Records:
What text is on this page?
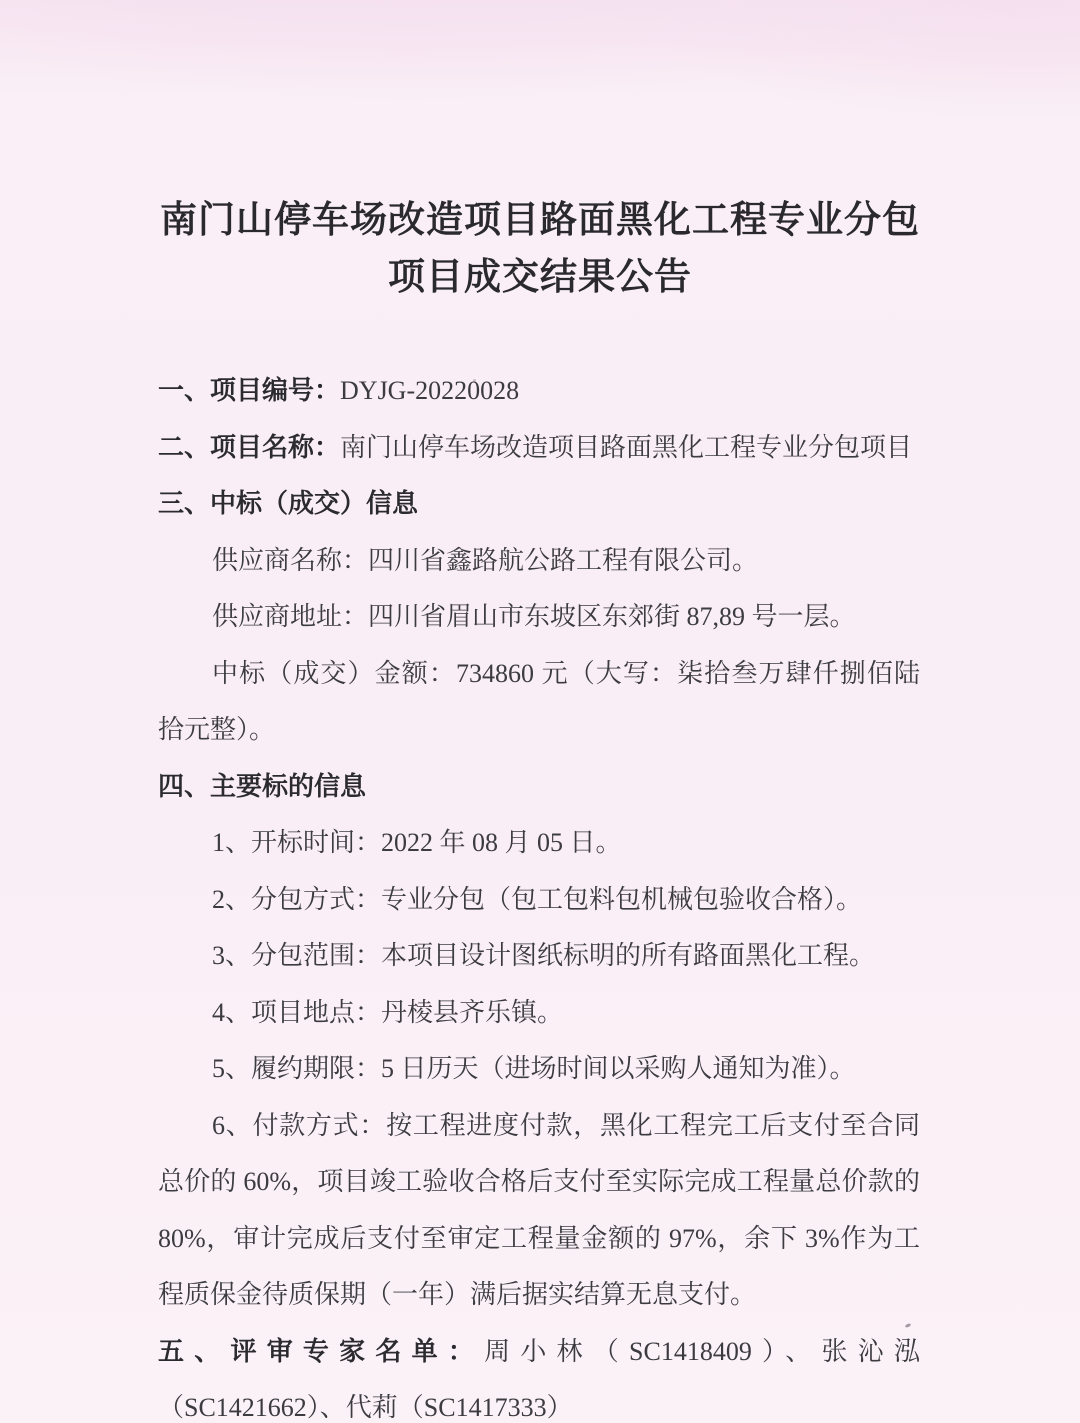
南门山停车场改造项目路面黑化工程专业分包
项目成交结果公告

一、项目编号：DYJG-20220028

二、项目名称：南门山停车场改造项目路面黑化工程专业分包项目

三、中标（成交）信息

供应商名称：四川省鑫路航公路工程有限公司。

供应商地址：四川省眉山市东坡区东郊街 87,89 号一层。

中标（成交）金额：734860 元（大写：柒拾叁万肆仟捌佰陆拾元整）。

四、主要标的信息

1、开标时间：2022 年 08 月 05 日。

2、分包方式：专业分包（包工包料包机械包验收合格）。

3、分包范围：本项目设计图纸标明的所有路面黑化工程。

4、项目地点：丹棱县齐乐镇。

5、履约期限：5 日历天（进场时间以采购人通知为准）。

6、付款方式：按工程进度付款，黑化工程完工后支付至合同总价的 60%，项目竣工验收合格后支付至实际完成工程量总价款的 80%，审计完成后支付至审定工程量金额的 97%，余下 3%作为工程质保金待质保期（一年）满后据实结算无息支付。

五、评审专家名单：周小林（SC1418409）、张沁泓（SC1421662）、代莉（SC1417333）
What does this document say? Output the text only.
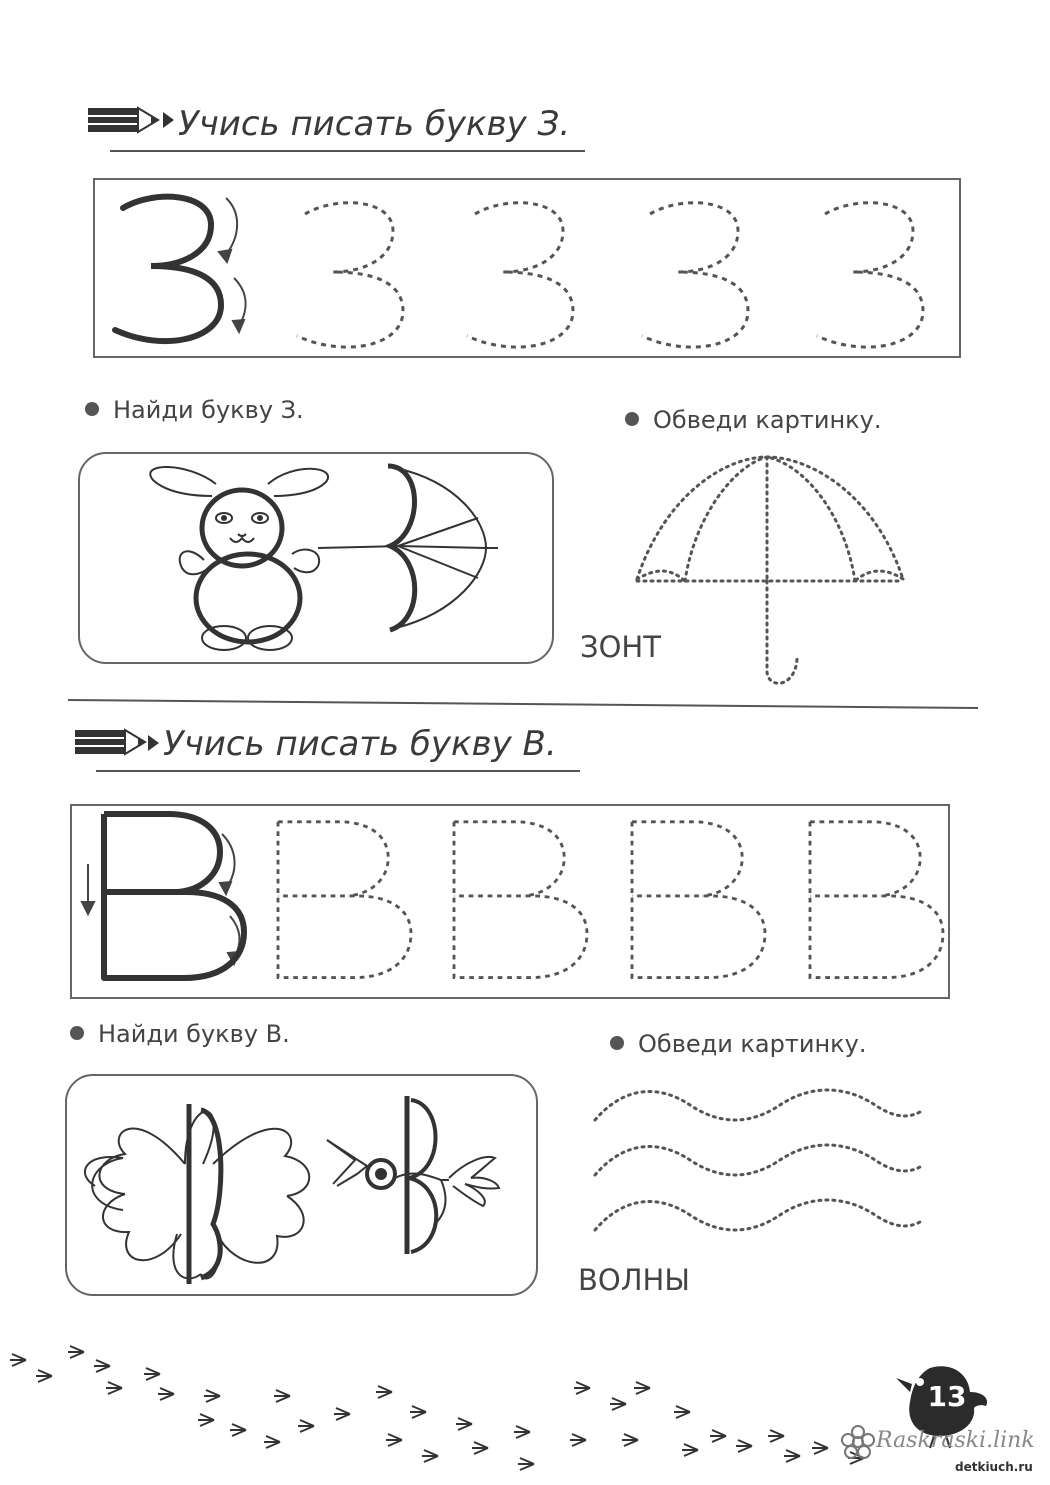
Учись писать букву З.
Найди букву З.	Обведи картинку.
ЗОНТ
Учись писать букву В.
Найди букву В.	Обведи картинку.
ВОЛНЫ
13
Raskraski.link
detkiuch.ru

■ **Set task**: Gather each line of the listing containing the word "text" and show it.

■ **Task output**:
What text is on this page?
What does this document say? Output the text only.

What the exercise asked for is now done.